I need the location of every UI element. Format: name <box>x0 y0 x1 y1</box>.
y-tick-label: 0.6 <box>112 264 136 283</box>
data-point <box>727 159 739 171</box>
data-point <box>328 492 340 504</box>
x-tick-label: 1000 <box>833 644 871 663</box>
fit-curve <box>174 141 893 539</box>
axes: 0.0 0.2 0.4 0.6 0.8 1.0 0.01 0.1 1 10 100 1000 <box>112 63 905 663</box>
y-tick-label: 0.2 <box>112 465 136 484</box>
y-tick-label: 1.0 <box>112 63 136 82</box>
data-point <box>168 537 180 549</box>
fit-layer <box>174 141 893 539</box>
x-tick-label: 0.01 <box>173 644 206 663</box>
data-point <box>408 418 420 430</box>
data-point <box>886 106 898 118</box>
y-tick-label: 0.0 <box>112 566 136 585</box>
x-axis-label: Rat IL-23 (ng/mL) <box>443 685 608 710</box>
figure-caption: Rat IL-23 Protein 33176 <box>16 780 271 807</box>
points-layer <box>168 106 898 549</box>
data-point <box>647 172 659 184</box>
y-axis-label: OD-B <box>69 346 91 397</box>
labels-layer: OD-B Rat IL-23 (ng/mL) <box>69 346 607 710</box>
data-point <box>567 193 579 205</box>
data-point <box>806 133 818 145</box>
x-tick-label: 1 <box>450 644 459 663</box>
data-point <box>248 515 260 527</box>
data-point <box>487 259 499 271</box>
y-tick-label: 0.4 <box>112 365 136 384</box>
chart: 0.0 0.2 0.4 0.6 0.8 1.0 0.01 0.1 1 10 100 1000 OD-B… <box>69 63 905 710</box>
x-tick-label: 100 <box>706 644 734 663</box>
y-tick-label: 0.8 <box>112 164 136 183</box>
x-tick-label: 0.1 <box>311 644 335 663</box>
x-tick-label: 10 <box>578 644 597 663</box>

──────

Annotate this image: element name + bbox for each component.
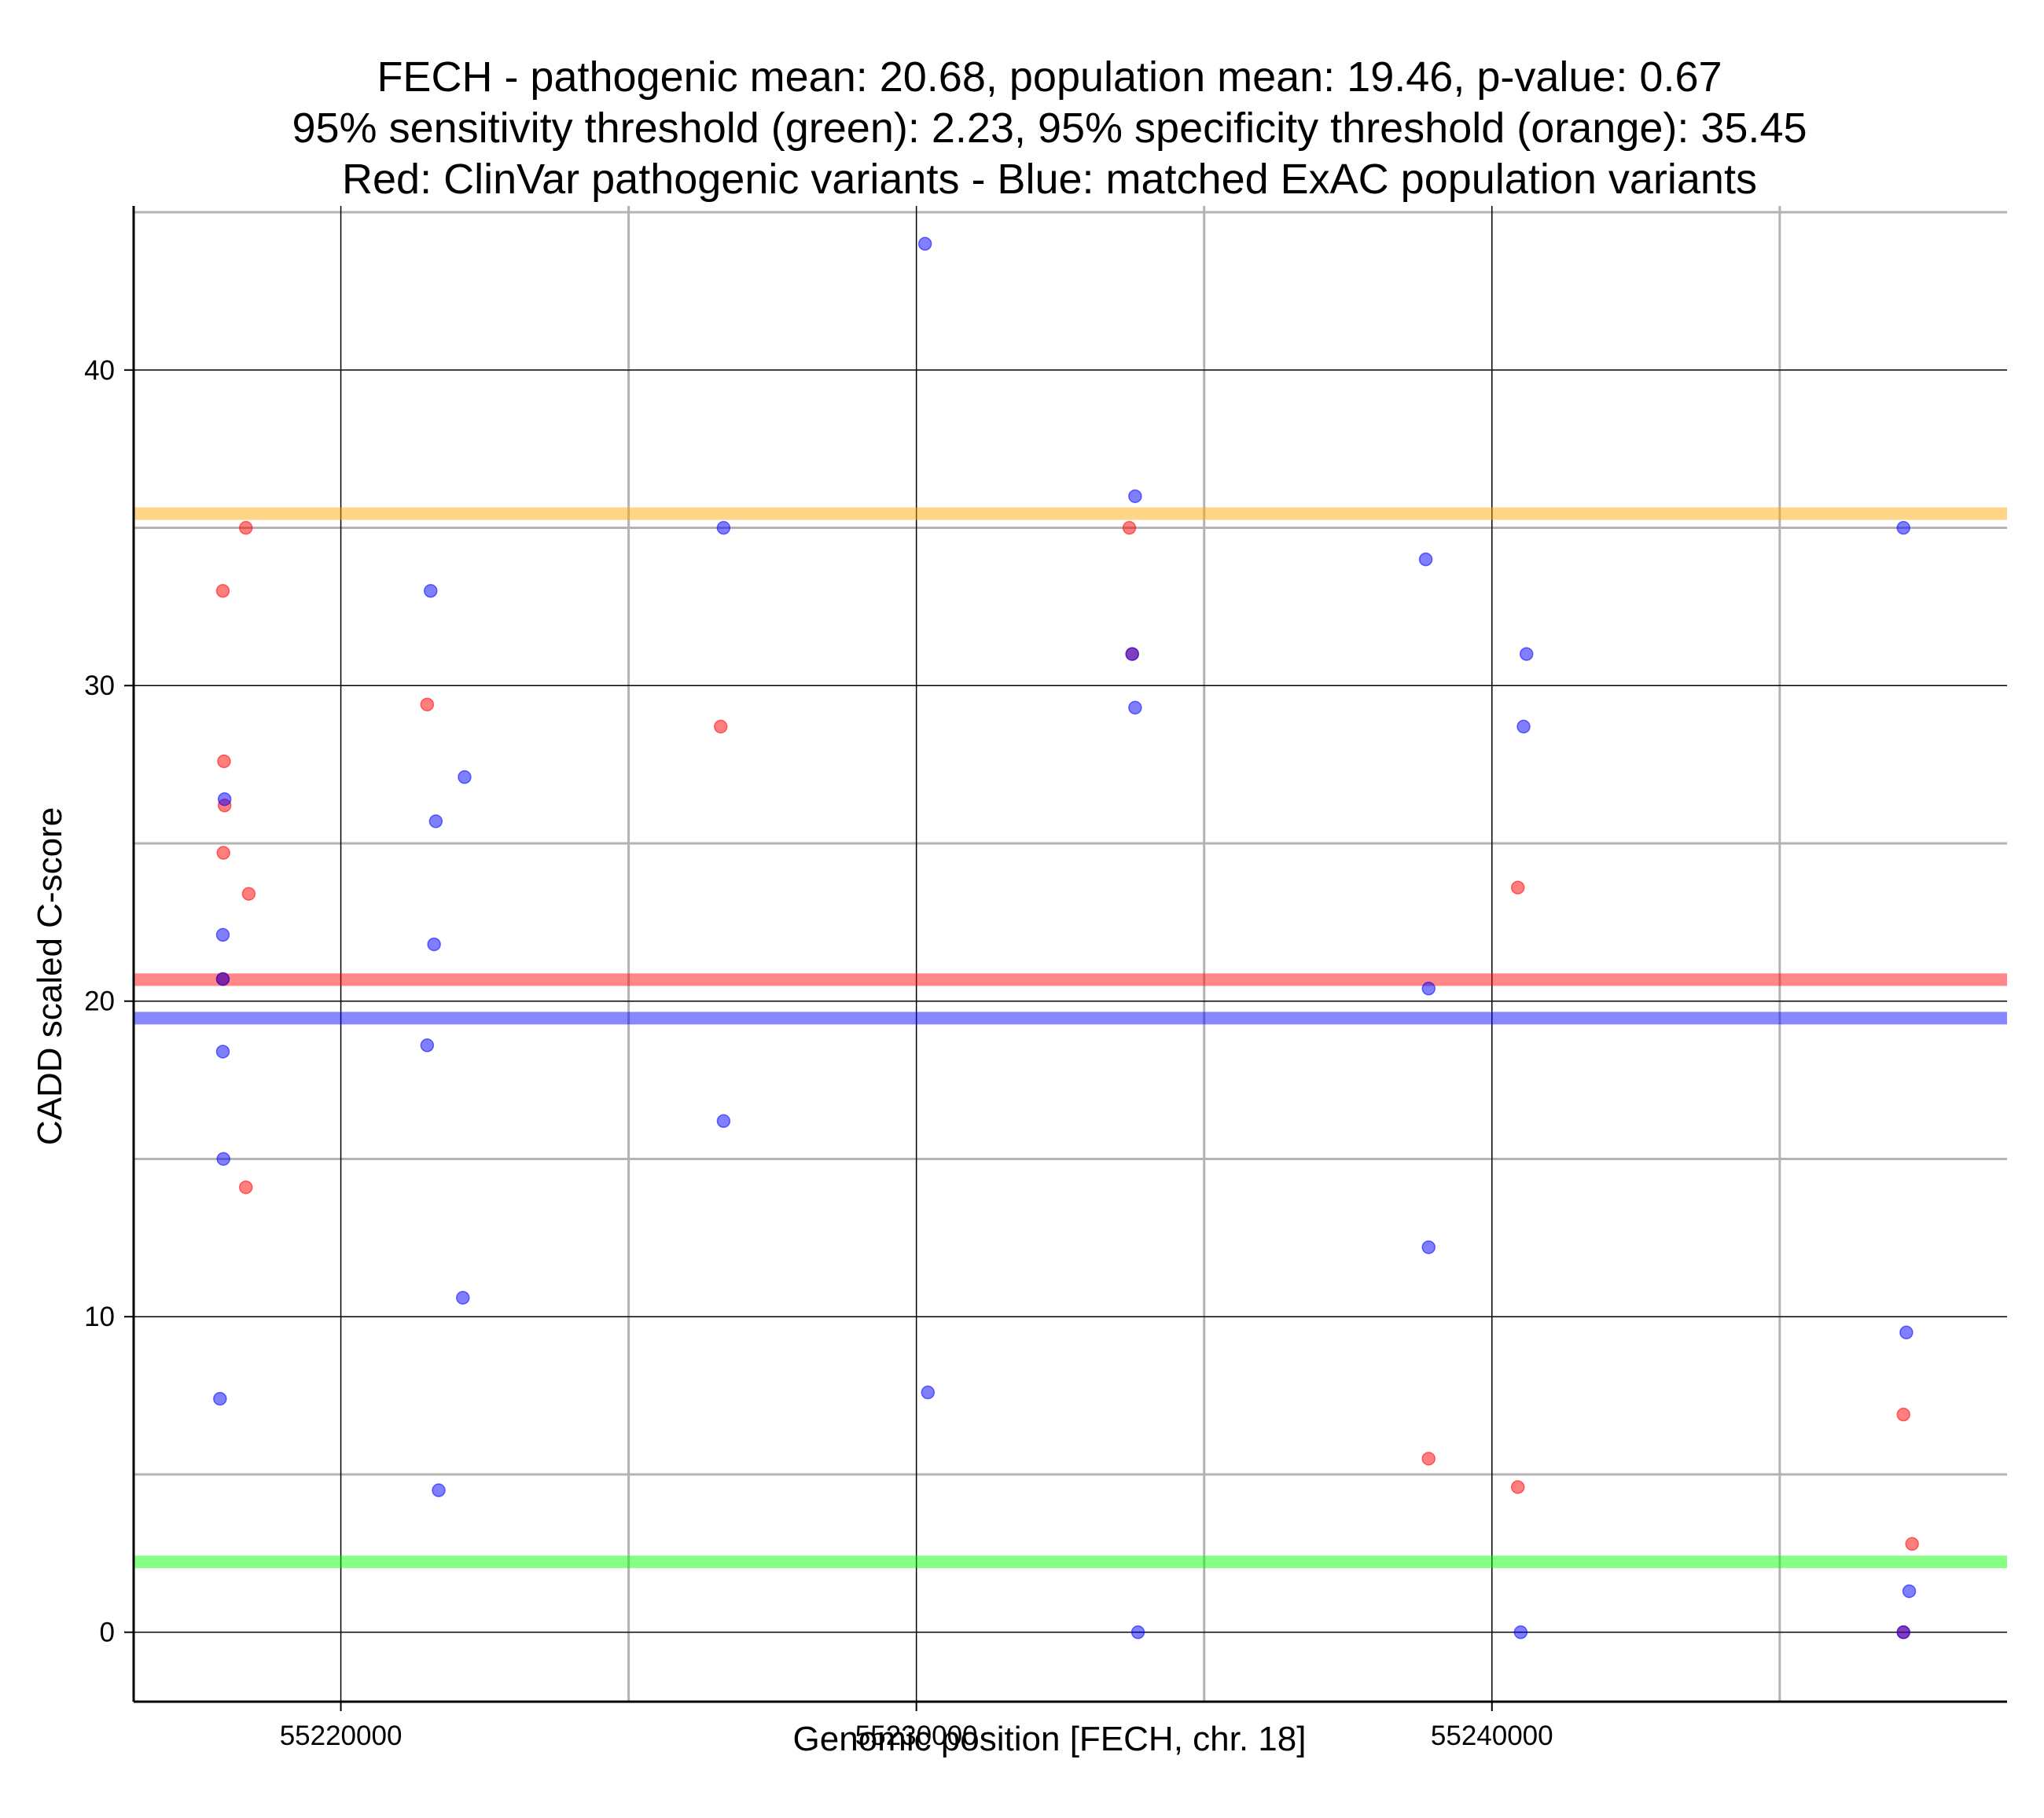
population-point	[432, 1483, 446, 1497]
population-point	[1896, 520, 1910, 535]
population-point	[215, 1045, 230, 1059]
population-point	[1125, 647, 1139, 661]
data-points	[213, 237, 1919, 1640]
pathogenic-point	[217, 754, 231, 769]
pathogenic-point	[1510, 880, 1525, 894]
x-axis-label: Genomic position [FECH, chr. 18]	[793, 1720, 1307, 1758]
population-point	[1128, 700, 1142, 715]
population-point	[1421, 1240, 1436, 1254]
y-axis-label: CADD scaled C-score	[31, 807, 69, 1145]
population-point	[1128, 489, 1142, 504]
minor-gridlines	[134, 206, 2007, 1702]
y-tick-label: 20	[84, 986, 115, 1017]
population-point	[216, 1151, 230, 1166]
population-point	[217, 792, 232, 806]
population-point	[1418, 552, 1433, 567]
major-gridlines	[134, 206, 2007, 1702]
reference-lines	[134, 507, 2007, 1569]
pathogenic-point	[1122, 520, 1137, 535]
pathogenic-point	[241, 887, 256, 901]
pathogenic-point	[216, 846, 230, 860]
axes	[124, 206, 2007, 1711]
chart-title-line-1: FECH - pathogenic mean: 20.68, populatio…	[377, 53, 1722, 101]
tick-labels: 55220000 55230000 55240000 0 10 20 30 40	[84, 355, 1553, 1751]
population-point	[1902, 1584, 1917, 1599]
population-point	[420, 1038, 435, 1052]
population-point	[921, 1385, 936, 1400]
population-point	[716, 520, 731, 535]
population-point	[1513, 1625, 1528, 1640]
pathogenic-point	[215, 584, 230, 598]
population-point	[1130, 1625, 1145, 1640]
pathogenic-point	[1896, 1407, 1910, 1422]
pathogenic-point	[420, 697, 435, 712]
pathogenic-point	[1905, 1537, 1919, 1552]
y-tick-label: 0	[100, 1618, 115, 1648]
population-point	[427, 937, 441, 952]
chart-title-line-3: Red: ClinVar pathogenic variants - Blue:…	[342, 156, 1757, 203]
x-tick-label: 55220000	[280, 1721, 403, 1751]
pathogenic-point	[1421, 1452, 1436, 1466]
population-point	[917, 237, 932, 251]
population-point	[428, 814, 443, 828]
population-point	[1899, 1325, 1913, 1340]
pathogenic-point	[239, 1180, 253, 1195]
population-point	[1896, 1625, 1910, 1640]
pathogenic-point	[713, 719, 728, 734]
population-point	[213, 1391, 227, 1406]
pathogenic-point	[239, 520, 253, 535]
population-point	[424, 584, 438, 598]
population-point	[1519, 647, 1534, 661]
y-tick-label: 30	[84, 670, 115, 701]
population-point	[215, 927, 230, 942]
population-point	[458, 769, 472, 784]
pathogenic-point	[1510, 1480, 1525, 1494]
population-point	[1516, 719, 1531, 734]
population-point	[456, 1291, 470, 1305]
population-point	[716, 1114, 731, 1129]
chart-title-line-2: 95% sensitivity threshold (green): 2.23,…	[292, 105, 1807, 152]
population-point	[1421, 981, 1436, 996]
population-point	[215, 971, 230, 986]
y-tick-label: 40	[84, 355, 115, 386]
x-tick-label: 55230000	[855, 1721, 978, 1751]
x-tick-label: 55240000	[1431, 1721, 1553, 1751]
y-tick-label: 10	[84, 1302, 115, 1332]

──────

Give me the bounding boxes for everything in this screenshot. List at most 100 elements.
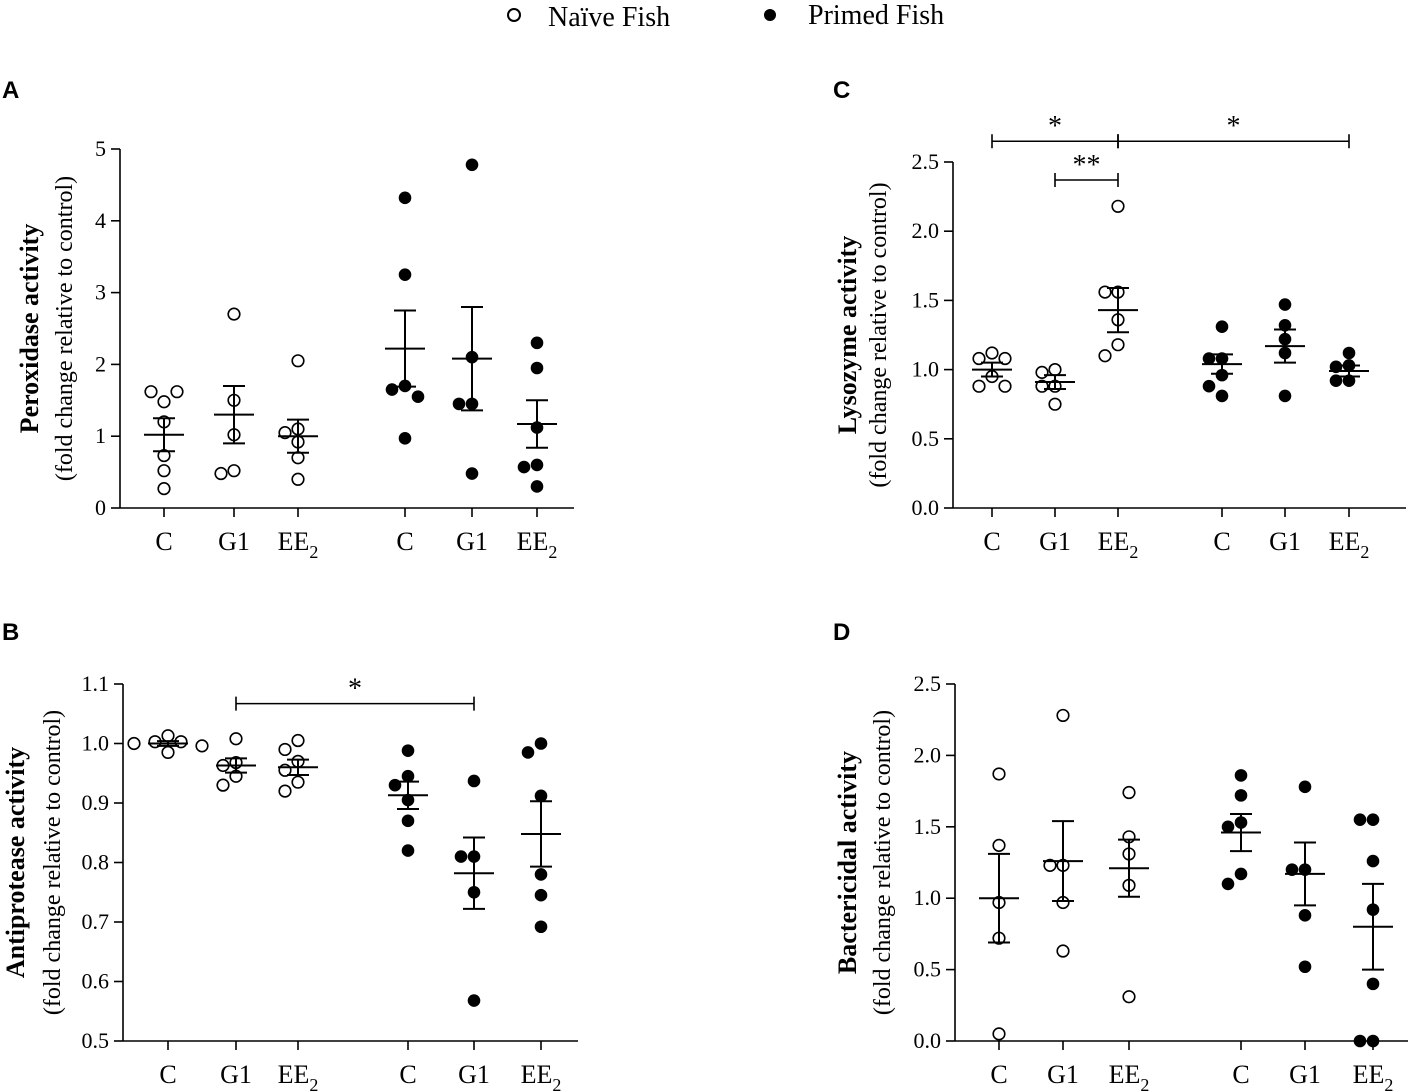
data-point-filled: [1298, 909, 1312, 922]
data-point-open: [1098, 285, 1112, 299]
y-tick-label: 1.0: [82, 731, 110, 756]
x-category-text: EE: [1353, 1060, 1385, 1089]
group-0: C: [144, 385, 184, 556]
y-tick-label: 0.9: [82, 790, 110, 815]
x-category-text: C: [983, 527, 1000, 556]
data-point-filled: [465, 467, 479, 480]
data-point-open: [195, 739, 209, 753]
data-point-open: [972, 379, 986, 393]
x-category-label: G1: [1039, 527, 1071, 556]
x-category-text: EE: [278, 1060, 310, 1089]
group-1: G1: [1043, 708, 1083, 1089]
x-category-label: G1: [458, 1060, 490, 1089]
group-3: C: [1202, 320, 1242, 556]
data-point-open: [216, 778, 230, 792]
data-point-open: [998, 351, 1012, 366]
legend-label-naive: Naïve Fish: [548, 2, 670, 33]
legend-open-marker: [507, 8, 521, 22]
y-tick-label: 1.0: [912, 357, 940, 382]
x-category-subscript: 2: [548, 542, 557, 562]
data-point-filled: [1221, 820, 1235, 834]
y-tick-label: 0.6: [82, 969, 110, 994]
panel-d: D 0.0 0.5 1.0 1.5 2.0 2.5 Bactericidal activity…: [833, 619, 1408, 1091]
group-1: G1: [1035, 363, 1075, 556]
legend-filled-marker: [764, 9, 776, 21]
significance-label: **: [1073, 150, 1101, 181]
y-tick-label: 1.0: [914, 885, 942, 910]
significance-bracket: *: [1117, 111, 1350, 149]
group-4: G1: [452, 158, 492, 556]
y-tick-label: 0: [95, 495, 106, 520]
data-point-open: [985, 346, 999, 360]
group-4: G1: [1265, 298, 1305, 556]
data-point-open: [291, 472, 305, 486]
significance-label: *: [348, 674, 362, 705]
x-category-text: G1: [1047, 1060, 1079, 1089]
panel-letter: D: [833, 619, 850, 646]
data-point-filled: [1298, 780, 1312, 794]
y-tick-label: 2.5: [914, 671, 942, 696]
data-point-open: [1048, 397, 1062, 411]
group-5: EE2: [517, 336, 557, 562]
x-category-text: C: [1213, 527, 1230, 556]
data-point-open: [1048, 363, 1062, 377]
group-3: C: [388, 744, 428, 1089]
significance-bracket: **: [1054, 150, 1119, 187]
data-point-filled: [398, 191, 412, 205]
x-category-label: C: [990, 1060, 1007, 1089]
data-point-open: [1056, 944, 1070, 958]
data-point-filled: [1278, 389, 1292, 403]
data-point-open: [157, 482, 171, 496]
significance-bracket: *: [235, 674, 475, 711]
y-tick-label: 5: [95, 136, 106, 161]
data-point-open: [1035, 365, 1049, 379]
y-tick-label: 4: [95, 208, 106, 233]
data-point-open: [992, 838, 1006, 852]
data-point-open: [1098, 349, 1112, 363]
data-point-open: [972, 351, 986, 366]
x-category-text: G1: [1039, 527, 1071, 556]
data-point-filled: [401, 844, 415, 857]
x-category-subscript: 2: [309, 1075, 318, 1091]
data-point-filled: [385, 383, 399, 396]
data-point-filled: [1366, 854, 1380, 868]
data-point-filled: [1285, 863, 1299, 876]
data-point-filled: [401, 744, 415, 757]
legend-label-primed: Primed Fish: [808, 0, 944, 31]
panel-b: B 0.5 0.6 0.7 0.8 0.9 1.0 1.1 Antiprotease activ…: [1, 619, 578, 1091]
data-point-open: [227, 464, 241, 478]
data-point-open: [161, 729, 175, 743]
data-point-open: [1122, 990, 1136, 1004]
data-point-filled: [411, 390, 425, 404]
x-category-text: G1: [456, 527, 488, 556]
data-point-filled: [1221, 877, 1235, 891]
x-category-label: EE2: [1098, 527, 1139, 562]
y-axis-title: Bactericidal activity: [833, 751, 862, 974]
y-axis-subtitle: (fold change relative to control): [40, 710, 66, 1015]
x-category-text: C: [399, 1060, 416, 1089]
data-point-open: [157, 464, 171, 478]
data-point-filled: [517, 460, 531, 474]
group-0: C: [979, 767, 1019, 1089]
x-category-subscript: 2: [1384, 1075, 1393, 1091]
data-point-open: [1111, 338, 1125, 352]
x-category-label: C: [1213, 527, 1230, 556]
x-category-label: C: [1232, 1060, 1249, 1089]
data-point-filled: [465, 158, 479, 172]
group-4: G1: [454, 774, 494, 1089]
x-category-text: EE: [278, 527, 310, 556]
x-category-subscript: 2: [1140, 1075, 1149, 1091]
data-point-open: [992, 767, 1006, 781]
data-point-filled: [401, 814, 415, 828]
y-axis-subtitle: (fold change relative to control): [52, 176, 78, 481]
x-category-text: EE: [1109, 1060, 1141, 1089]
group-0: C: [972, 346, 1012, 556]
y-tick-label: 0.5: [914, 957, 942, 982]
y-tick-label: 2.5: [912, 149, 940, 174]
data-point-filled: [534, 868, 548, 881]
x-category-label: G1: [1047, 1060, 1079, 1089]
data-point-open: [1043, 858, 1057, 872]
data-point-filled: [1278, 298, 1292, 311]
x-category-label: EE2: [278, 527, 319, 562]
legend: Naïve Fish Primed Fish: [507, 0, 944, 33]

──────

▸ **EXERCISE BRIEF**: Lines with the word "subscript": copy each one from the data above.

▸ **ANSWER**:
x-category-subscript: 2: [548, 542, 557, 562]
x-category-subscript: 2: [309, 1075, 318, 1091]
x-category-subscript: 2: [1384, 1075, 1393, 1091]
x-category-subscript: 2: [1140, 1075, 1149, 1091]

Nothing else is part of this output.